> _Objective_
Would you copy out the whole listing exactly as given?

> _Input data_
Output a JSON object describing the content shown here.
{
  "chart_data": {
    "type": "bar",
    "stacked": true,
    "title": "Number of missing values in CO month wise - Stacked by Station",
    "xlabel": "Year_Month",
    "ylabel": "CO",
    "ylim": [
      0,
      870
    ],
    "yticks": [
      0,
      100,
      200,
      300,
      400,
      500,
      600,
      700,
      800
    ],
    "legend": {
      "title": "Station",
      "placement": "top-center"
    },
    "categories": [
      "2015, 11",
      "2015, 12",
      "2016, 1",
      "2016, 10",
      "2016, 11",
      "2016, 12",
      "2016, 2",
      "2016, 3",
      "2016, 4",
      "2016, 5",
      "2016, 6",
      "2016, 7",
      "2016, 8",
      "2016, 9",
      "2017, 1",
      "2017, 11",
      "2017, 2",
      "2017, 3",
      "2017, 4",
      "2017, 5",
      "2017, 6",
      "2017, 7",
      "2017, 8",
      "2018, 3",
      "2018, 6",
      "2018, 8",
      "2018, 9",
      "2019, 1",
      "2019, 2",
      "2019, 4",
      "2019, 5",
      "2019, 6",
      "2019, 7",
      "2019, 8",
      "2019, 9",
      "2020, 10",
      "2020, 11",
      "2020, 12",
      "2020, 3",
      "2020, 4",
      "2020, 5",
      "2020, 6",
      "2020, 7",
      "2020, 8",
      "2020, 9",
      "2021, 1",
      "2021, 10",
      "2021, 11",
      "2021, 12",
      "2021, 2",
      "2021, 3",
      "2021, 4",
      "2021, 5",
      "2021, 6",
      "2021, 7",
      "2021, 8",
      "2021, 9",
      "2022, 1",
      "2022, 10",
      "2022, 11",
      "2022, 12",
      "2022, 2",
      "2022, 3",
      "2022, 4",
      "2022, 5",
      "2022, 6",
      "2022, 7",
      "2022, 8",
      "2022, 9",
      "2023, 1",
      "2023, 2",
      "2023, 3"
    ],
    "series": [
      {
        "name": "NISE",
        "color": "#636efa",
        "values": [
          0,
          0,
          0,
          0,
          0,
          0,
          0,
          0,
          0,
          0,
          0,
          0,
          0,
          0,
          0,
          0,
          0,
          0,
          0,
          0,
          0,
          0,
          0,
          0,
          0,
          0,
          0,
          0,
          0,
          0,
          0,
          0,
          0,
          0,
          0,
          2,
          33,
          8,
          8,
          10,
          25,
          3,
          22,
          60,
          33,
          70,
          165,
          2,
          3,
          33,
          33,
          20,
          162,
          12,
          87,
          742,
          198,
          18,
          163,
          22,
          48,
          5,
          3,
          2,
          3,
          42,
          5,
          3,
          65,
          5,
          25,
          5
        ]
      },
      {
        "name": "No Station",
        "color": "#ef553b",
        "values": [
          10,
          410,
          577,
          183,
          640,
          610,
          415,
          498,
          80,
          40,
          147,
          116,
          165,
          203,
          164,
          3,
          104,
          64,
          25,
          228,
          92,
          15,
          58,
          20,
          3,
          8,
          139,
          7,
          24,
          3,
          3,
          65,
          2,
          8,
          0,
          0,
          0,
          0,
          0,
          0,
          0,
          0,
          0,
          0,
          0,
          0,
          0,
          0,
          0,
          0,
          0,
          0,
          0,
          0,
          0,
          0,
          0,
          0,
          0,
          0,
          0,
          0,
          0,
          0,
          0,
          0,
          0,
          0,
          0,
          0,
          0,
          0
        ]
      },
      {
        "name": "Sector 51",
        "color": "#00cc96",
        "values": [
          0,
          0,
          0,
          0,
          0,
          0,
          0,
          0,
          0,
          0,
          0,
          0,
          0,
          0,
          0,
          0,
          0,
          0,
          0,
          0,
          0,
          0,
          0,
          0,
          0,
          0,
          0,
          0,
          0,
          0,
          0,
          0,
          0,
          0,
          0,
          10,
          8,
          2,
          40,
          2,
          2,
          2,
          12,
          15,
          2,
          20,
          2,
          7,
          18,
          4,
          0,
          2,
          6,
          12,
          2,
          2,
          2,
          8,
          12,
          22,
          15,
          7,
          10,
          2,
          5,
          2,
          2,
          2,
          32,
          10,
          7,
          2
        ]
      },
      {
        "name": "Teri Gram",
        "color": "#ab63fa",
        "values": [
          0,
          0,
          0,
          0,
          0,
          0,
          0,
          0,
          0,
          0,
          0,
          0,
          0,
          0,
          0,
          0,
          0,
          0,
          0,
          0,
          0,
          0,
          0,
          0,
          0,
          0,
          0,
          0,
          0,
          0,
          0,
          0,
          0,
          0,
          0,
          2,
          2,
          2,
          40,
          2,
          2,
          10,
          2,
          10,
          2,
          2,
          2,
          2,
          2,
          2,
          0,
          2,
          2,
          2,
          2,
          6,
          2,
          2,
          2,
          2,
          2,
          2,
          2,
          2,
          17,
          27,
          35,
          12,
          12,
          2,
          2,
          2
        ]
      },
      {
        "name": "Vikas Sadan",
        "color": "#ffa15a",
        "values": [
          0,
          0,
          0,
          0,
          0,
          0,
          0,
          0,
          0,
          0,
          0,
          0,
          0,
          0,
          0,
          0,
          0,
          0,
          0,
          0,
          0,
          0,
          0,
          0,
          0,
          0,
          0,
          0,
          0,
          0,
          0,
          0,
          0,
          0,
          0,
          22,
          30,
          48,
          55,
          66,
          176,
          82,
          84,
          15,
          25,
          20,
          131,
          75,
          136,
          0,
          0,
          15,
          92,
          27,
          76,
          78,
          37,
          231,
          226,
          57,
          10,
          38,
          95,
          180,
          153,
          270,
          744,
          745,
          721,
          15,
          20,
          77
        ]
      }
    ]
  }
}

> _Problem solution_
Output a JSON object describing the content shown here.
{
  "chart_data": {
    "type": "bar",
    "stacked": true,
    "title": "Number of missing values in CO month wise - Stacked by Station",
    "xlabel": "Year_Month",
    "ylabel": "CO",
    "ylim": [
      0,
      870
    ],
    "yticks": [
      0,
      100,
      200,
      300,
      400,
      500,
      600,
      700,
      800
    ],
    "legend": {
      "title": "Station",
      "placement": "top-center"
    },
    "categories": [
      "2015, 11",
      "2015, 12",
      "2016, 1",
      "2016, 10",
      "2016, 11",
      "2016, 12",
      "2016, 2",
      "2016, 3",
      "2016, 4",
      "2016, 5",
      "2016, 6",
      "2016, 7",
      "2016, 8",
      "2016, 9",
      "2017, 1",
      "2017, 11",
      "2017, 2",
      "2017, 3",
      "2017, 4",
      "2017, 5",
      "2017, 6",
      "2017, 7",
      "2017, 8",
      "2018, 3",
      "2018, 6",
      "2018, 8",
      "2018, 9",
      "2019, 1",
      "2019, 2",
      "2019, 4",
      "2019, 5",
      "2019, 6",
      "2019, 7",
      "2019, 8",
      "2019, 9",
      "2020, 10",
      "2020, 11",
      "2020, 12",
      "2020, 3",
      "2020, 4",
      "2020, 5",
      "2020, 6",
      "2020, 7",
      "2020, 8",
      "2020, 9",
      "2021, 1",
      "2021, 10",
      "2021, 11",
      "2021, 12",
      "2021, 2",
      "2021, 3",
      "2021, 4",
      "2021, 5",
      "2021, 6",
      "2021, 7",
      "2021, 8",
      "2021, 9",
      "2022, 1",
      "2022, 10",
      "2022, 11",
      "2022, 12",
      "2022, 2",
      "2022, 3",
      "2022, 4",
      "2022, 5",
      "2022, 6",
      "2022, 7",
      "2022, 8",
      "2022, 9",
      "2023, 1",
      "2023, 2",
      "2023, 3"
    ],
    "series": [
      {
        "name": "NISE",
        "color": "#636efa",
        "values": [
          0,
          0,
          0,
          0,
          0,
          0,
          0,
          0,
          0,
          0,
          0,
          0,
          0,
          0,
          0,
          0,
          0,
          0,
          0,
          0,
          0,
          0,
          0,
          0,
          0,
          0,
          0,
          0,
          0,
          0,
          0,
          0,
          0,
          0,
          0,
          2,
          33,
          8,
          8,
          10,
          25,
          3,
          22,
          60,
          33,
          70,
          165,
          2,
          3,
          33,
          33,
          20,
          162,
          12,
          87,
          742,
          198,
          18,
          163,
          22,
          48,
          5,
          3,
          2,
          3,
          42,
          5,
          3,
          65,
          5,
          25,
          5
        ]
      },
      {
        "name": "No Station",
        "color": "#ef553b",
        "values": [
          10,
          410,
          577,
          183,
          640,
          610,
          415,
          498,
          80,
          40,
          147,
          116,
          165,
          203,
          164,
          3,
          104,
          64,
          25,
          228,
          92,
          15,
          58,
          20,
          3,
          8,
          139,
          7,
          24,
          3,
          3,
          65,
          2,
          8,
          0,
          0,
          0,
          0,
          0,
          0,
          0,
          0,
          0,
          0,
          0,
          0,
          0,
          0,
          0,
          0,
          0,
          0,
          0,
          0,
          0,
          0,
          0,
          0,
          0,
          0,
          0,
          0,
          0,
          0,
          0,
          0,
          0,
          0,
          0,
          0,
          0,
          0
        ]
      },
      {
        "name": "Sector 51",
        "color": "#00cc96",
        "values": [
          0,
          0,
          0,
          0,
          0,
          0,
          0,
          0,
          0,
          0,
          0,
          0,
          0,
          0,
          0,
          0,
          0,
          0,
          0,
          0,
          0,
          0,
          0,
          0,
          0,
          0,
          0,
          0,
          0,
          0,
          0,
          0,
          0,
          0,
          0,
          10,
          8,
          2,
          40,
          2,
          2,
          2,
          12,
          15,
          2,
          20,
          2,
          7,
          18,
          4,
          0,
          2,
          6,
          12,
          2,
          2,
          2,
          8,
          12,
          22,
          15,
          7,
          10,
          2,
          5,
          2,
          2,
          2,
          32,
          10,
          7,
          2
        ]
      },
      {
        "name": "Teri Gram",
        "color": "#ab63fa",
        "values": [
          0,
          0,
          0,
          0,
          0,
          0,
          0,
          0,
          0,
          0,
          0,
          0,
          0,
          0,
          0,
          0,
          0,
          0,
          0,
          0,
          0,
          0,
          0,
          0,
          0,
          0,
          0,
          0,
          0,
          0,
          0,
          0,
          0,
          0,
          0,
          2,
          2,
          2,
          40,
          2,
          2,
          10,
          2,
          10,
          2,
          2,
          2,
          2,
          2,
          2,
          0,
          2,
          2,
          2,
          2,
          6,
          2,
          2,
          2,
          2,
          2,
          2,
          2,
          2,
          17,
          27,
          35,
          12,
          12,
          2,
          2,
          2
        ]
      },
      {
        "name": "Vikas Sadan",
        "color": "#ffa15a",
        "values": [
          0,
          0,
          0,
          0,
          0,
          0,
          0,
          0,
          0,
          0,
          0,
          0,
          0,
          0,
          0,
          0,
          0,
          0,
          0,
          0,
          0,
          0,
          0,
          0,
          0,
          0,
          0,
          0,
          0,
          0,
          0,
          0,
          0,
          0,
          0,
          22,
          30,
          48,
          55,
          66,
          176,
          82,
          84,
          15,
          25,
          20,
          131,
          75,
          136,
          0,
          0,
          15,
          92,
          27,
          76,
          78,
          37,
          231,
          226,
          57,
          10,
          38,
          95,
          180,
          153,
          270,
          744,
          745,
          721,
          15,
          20,
          77
        ]
      }
    ]
  }
}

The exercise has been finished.